▶ [练习原文]:
第三,教育中科学精神的高扬。科学是近代社会的重要特征,是西方社会走出中世纪的重要思想武器,是西方资本主义发展的内在动力,“资产阶级为了发展它的工业生产,需要科学来查明自然物体的物理特性,弄清自然力的作用方式”[xxvi],因此西方教育思想中充满着科学精神,科学教育是西方教育活动中的一大特色。传统教育因深受“重道轻器”价值观念影响,忽视科学技术知识的教育,并鄙之为雕虫小技,近代中国的落后挨打也正是由于科学知识的贫乏,因此人们大声疾呼以科学技术为教育内容。1866年同文馆算学馆的设立使科学知识首次得以进入教育之中,此后洋务派创办的一系列学校都讲授声光化电等知识,维新派在其所创建的学堂中不但传授自然科学知识,而且还讲授包括西方资产阶级政治学说在内的社会科学知识,扩大了科学知识的范围。这样科学在近代教育中找到了立足点。
第四,“有教无类”的新诠释。早在春秋战国时期,孔子为了否定奴隶主贵族制,提出“有教无类”的教育思想,主张扩大受教育者的范围,肯定了任何人都有接受教育的权利,这为新兴地主阶级进入统治集团开辟了新的途径。但传统教育排斥女子教育,取消女子的教育权利,教育成了维新派所说的“半边天教育”;然“圆颅方趾,同为社会之人,生于富贵之家,即能受教育,生于贫贱之家,即不能受教育”[xxvii],教育成了富人的特权;且“中国人数四万万,……其男童之识字入学者,十不得其半也”[xxviii],成人除了应科举外几乎无人问学,“通国之人,舍士无学”, 教育成了少数男子的特权。这样,传统教育剥夺了大多数人的教育权利,变成为少数人的特权教育,这种教育的不平等既违背了儒家“有教无类“的教育思想,更不符合近代义务教育精神。近代的义务教育实际上就是普遍教育或全民教育,是自由、平等、人权观念在教育思想中的反映,也可以说是“有教无类”思想在近代的复活与新诠释。梁启超曾直率地说:“义务教育者何?凡及年者皆不可逃之谓也”[xxix],深入而言,“凡为社会之人,无论贵贱,皆可入公共学校,……尽其聪明才力,各分专科。即资质不能受高等教育者,亦按其性之所近,授以农、工、商技艺,使有独立谋生之材”。[xxx]西方义务教育思想传入中国之后,进步人士纷纷主张在“各州、县遍设小学、中学,各省设高等大学”,对国民实施普遍教育。在他们看来既然教育“既以造就国民为目的,则不可不举全国之子弟而悉教之”,因此“及年不学,罪其父母”,然后教育可以普及。[xxxi]
传统教育观念的蜕变和近代教育观念的生成,加速了传统封建教育的衰败,也加快就近代教育改革的步伐,蕴涵资产阶级精神的近代新教育由是扬帆起航。随着西方教育思想的传播,人们开始逐渐摆脱传统教育观念的束缚,近代教育观也由是日渐生成。
[i] 陆鸿基编:《中国近世的教育发展》,(香港)华风书局出版1983年,第40页。
[ii] 胡珠生编:《宋恕集》(上册),中华书局1993年,第125页。
[iii] 中国史学会编:《戊戌变法》(二),神州国光社1953年,第344页。

▶ [记录信息]:
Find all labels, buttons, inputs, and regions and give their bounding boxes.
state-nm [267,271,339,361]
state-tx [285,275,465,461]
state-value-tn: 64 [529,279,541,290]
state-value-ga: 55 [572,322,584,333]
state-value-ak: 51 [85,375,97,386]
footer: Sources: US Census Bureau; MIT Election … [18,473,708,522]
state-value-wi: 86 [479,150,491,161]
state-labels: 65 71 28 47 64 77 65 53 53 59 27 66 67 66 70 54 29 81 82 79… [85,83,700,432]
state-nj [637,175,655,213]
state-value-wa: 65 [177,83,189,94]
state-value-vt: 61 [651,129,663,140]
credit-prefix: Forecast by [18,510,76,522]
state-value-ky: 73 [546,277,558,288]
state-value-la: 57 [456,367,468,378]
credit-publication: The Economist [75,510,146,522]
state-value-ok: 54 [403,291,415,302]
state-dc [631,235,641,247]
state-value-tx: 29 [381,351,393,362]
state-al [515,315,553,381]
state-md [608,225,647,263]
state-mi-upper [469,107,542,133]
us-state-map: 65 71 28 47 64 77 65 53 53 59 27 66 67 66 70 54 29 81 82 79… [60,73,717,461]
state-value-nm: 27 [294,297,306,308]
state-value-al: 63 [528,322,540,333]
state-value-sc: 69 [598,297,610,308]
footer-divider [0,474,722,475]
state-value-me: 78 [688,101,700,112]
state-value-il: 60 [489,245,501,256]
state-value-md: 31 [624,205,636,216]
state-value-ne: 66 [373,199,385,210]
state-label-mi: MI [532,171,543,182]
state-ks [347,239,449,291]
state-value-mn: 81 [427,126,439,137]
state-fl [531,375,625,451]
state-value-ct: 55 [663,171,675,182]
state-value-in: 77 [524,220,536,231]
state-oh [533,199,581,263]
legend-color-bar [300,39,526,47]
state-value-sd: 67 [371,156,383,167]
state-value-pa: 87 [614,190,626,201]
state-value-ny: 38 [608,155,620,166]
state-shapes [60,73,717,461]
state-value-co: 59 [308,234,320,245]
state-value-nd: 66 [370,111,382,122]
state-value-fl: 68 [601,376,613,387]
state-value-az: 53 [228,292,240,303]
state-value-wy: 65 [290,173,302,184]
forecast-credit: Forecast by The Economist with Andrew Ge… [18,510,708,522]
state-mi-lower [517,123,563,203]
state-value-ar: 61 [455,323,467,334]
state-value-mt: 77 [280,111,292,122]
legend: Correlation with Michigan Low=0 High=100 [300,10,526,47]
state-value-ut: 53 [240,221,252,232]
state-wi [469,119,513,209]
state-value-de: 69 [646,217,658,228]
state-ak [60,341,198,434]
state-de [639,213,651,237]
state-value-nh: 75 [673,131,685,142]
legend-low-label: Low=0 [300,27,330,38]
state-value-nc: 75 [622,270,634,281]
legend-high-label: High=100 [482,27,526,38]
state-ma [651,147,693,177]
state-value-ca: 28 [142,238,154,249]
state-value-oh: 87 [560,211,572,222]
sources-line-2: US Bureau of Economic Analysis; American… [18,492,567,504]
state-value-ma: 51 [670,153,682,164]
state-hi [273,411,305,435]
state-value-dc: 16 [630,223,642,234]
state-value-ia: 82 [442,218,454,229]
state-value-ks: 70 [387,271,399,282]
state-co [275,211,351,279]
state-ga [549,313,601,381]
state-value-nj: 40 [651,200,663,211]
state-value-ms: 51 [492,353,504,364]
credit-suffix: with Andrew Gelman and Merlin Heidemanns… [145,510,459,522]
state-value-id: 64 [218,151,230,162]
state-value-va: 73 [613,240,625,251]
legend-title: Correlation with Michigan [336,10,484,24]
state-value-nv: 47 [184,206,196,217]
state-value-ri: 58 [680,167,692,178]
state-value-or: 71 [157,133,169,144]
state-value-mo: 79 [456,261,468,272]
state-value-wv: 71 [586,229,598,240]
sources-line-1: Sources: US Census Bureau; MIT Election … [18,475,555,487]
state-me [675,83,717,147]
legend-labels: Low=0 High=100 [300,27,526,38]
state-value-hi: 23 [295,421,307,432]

▶ [任务项]: 把练习原文中从“第三,教育中科学精神的高扬。”起、往下直到“学在近代教育中找到了立足点。”为止的全部文字一字不差地抄录出来。

▶ [结果如下]:
第三,教育中科学精神的高扬。科学是近代社会的重要特征,是西方社会走出中世纪的重要思想武器,是西方资本主义发展的内在动力,“资产阶级为了发展它的工业生产,需要科学来查明自然物体的物理特性,弄清自然力的作用方式”[xxvi],因此西方教育思想中充满着科学精神,科学教育是西方教育活动中的一大特色。传统教育因深受“重道轻器”价值观念影响,忽视科学技术知识的教育,并鄙之为雕虫小技,近代中国的落后挨打也正是由于科学知识的贫乏,因此人们大声疾呼以科学技术为教育内容。1866年同文馆算学馆的设立使科学知识首次得以进入教育之中,此后洋务派创办的一系列学校都讲授声光化电等知识,维新派在其所创建的学堂中不但传授自然科学知识,而且还讲授包括西方资产阶级政治学说在内的社会科学知识,扩大了科学知识的范围。这样科学在近代教育中找到了立足点。